(Written instruction):
Copy every line, leaving nothing out and adding nothing.
_ _ _ _ _
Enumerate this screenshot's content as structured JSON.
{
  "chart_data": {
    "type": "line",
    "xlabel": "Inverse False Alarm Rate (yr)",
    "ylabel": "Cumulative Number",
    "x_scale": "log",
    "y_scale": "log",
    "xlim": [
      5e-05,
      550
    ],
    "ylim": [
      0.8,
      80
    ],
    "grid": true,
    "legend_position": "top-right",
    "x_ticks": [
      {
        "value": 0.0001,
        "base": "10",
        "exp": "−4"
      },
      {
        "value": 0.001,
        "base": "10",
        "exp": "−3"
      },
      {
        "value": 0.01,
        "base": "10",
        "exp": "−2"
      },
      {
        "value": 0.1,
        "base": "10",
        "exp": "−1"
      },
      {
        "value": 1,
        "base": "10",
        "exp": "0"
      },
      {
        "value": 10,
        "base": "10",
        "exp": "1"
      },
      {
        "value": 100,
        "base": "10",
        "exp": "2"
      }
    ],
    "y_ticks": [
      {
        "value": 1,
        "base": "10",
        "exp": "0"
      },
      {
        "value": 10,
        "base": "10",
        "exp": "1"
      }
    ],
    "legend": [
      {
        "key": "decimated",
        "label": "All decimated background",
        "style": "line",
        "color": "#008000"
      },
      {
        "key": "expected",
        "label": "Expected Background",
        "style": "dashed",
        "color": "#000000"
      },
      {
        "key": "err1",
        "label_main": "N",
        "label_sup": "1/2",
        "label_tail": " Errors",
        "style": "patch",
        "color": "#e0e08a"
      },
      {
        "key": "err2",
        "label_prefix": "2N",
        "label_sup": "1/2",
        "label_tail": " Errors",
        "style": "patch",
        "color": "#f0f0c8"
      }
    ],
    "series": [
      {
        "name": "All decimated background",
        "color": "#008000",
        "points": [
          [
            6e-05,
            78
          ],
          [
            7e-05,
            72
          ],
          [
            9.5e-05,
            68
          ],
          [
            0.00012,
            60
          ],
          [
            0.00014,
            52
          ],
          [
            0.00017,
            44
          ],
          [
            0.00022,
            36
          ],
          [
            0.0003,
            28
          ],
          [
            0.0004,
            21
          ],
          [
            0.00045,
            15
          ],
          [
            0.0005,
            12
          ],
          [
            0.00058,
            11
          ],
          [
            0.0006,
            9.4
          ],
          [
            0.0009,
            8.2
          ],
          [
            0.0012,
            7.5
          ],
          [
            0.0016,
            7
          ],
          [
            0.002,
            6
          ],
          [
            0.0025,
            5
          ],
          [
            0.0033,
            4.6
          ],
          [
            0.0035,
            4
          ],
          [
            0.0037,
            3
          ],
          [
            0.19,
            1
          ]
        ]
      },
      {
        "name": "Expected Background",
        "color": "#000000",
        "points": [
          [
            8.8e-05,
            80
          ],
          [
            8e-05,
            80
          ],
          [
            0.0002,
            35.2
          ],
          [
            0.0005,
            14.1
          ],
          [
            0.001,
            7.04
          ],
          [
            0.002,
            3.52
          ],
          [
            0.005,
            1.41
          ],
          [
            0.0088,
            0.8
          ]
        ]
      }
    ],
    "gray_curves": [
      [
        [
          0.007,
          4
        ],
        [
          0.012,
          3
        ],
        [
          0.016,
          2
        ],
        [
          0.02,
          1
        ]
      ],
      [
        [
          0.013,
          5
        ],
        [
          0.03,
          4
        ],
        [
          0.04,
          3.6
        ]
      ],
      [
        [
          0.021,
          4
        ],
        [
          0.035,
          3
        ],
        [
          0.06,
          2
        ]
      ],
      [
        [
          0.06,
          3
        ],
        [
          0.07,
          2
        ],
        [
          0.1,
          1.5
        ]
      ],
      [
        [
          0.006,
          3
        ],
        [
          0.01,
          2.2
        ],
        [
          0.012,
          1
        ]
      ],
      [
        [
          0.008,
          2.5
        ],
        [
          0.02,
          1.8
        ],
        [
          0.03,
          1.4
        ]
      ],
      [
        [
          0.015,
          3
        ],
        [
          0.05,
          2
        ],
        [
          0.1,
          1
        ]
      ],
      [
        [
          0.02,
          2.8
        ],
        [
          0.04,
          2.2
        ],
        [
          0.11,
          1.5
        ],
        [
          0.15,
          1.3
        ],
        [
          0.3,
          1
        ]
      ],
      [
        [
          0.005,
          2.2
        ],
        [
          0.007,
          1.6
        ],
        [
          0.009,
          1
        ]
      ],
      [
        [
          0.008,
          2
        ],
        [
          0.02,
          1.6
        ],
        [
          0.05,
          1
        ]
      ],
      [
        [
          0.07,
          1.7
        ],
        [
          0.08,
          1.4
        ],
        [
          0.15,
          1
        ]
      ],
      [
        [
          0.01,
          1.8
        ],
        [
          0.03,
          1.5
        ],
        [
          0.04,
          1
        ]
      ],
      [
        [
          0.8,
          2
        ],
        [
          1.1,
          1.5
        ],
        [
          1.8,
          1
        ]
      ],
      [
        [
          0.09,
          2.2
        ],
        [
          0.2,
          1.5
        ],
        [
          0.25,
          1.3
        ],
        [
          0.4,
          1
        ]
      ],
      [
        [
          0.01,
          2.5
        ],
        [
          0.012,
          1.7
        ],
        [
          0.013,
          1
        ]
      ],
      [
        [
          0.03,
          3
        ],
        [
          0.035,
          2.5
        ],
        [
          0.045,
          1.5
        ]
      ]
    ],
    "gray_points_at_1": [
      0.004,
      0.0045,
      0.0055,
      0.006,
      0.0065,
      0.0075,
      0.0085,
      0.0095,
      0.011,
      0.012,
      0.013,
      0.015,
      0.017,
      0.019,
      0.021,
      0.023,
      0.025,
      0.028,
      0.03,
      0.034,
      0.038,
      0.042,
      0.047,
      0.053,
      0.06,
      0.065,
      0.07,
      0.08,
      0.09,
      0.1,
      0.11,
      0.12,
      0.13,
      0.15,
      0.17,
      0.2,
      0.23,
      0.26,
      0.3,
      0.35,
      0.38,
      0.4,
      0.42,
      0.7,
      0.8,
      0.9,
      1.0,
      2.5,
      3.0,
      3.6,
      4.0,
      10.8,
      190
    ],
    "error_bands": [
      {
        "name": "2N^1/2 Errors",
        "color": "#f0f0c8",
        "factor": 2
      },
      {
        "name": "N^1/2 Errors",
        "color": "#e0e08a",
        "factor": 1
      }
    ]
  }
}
_ _ _ _ _
(Written reply):
Enumerate this screenshot's content as structured JSON.
{
  "chart_data": {
    "type": "line",
    "xlabel": "Inverse False Alarm Rate (yr)",
    "ylabel": "Cumulative Number",
    "x_scale": "log",
    "y_scale": "log",
    "xlim": [
      5e-05,
      550
    ],
    "ylim": [
      0.8,
      80
    ],
    "grid": true,
    "legend_position": "top-right",
    "x_ticks": [
      {
        "value": 0.0001,
        "base": "10",
        "exp": "−4"
      },
      {
        "value": 0.001,
        "base": "10",
        "exp": "−3"
      },
      {
        "value": 0.01,
        "base": "10",
        "exp": "−2"
      },
      {
        "value": 0.1,
        "base": "10",
        "exp": "−1"
      },
      {
        "value": 1,
        "base": "10",
        "exp": "0"
      },
      {
        "value": 10,
        "base": "10",
        "exp": "1"
      },
      {
        "value": 100,
        "base": "10",
        "exp": "2"
      }
    ],
    "y_ticks": [
      {
        "value": 1,
        "base": "10",
        "exp": "0"
      },
      {
        "value": 10,
        "base": "10",
        "exp": "1"
      }
    ],
    "legend": [
      {
        "key": "decimated",
        "label": "All decimated background",
        "style": "line",
        "color": "#008000"
      },
      {
        "key": "expected",
        "label": "Expected Background",
        "style": "dashed",
        "color": "#000000"
      },
      {
        "key": "err1",
        "label_main": "N",
        "label_sup": "1/2",
        "label_tail": " Errors",
        "style": "patch",
        "color": "#e0e08a"
      },
      {
        "key": "err2",
        "label_prefix": "2N",
        "label_sup": "1/2",
        "label_tail": " Errors",
        "style": "patch",
        "color": "#f0f0c8"
      }
    ],
    "series": [
      {
        "name": "All decimated background",
        "color": "#008000",
        "points": [
          [
            6e-05,
            78
          ],
          [
            7e-05,
            72
          ],
          [
            9.5e-05,
            68
          ],
          [
            0.00012,
            60
          ],
          [
            0.00014,
            52
          ],
          [
            0.00017,
            44
          ],
          [
            0.00022,
            36
          ],
          [
            0.0003,
            28
          ],
          [
            0.0004,
            21
          ],
          [
            0.00045,
            15
          ],
          [
            0.0005,
            12
          ],
          [
            0.00058,
            11
          ],
          [
            0.0006,
            9.4
          ],
          [
            0.0009,
            8.2
          ],
          [
            0.0012,
            7.5
          ],
          [
            0.0016,
            7
          ],
          [
            0.002,
            6
          ],
          [
            0.0025,
            5
          ],
          [
            0.0033,
            4.6
          ],
          [
            0.0035,
            4
          ],
          [
            0.0037,
            3
          ],
          [
            0.19,
            1
          ]
        ]
      },
      {
        "name": "Expected Background",
        "color": "#000000",
        "points": [
          [
            8.8e-05,
            80
          ],
          [
            8e-05,
            80
          ],
          [
            0.0002,
            35.2
          ],
          [
            0.0005,
            14.1
          ],
          [
            0.001,
            7.04
          ],
          [
            0.002,
            3.52
          ],
          [
            0.005,
            1.41
          ],
          [
            0.0088,
            0.8
          ]
        ]
      }
    ],
    "gray_curves": [
      [
        [
          0.007,
          4
        ],
        [
          0.012,
          3
        ],
        [
          0.016,
          2
        ],
        [
          0.02,
          1
        ]
      ],
      [
        [
          0.013,
          5
        ],
        [
          0.03,
          4
        ],
        [
          0.04,
          3.6
        ]
      ],
      [
        [
          0.021,
          4
        ],
        [
          0.035,
          3
        ],
        [
          0.06,
          2
        ]
      ],
      [
        [
          0.06,
          3
        ],
        [
          0.07,
          2
        ],
        [
          0.1,
          1.5
        ]
      ],
      [
        [
          0.006,
          3
        ],
        [
          0.01,
          2.2
        ],
        [
          0.012,
          1
        ]
      ],
      [
        [
          0.008,
          2.5
        ],
        [
          0.02,
          1.8
        ],
        [
          0.03,
          1.4
        ]
      ],
      [
        [
          0.015,
          3
        ],
        [
          0.05,
          2
        ],
        [
          0.1,
          1
        ]
      ],
      [
        [
          0.02,
          2.8
        ],
        [
          0.04,
          2.2
        ],
        [
          0.11,
          1.5
        ],
        [
          0.15,
          1.3
        ],
        [
          0.3,
          1
        ]
      ],
      [
        [
          0.005,
          2.2
        ],
        [
          0.007,
          1.6
        ],
        [
          0.009,
          1
        ]
      ],
      [
        [
          0.008,
          2
        ],
        [
          0.02,
          1.6
        ],
        [
          0.05,
          1
        ]
      ],
      [
        [
          0.07,
          1.7
        ],
        [
          0.08,
          1.4
        ],
        [
          0.15,
          1
        ]
      ],
      [
        [
          0.01,
          1.8
        ],
        [
          0.03,
          1.5
        ],
        [
          0.04,
          1
        ]
      ],
      [
        [
          0.8,
          2
        ],
        [
          1.1,
          1.5
        ],
        [
          1.8,
          1
        ]
      ],
      [
        [
          0.09,
          2.2
        ],
        [
          0.2,
          1.5
        ],
        [
          0.25,
          1.3
        ],
        [
          0.4,
          1
        ]
      ],
      [
        [
          0.01,
          2.5
        ],
        [
          0.012,
          1.7
        ],
        [
          0.013,
          1
        ]
      ],
      [
        [
          0.03,
          3
        ],
        [
          0.035,
          2.5
        ],
        [
          0.045,
          1.5
        ]
      ]
    ],
    "gray_points_at_1": [
      0.004,
      0.0045,
      0.0055,
      0.006,
      0.0065,
      0.0075,
      0.0085,
      0.0095,
      0.011,
      0.012,
      0.013,
      0.015,
      0.017,
      0.019,
      0.021,
      0.023,
      0.025,
      0.028,
      0.03,
      0.034,
      0.038,
      0.042,
      0.047,
      0.053,
      0.06,
      0.065,
      0.07,
      0.08,
      0.09,
      0.1,
      0.11,
      0.12,
      0.13,
      0.15,
      0.17,
      0.2,
      0.23,
      0.26,
      0.3,
      0.35,
      0.38,
      0.4,
      0.42,
      0.7,
      0.8,
      0.9,
      1.0,
      2.5,
      3.0,
      3.6,
      4.0,
      10.8,
      190
    ],
    "error_bands": [
      {
        "name": "2N^1/2 Errors",
        "color": "#f0f0c8",
        "factor": 2
      },
      {
        "name": "N^1/2 Errors",
        "color": "#e0e08a",
        "factor": 1
      }
    ]
  }
}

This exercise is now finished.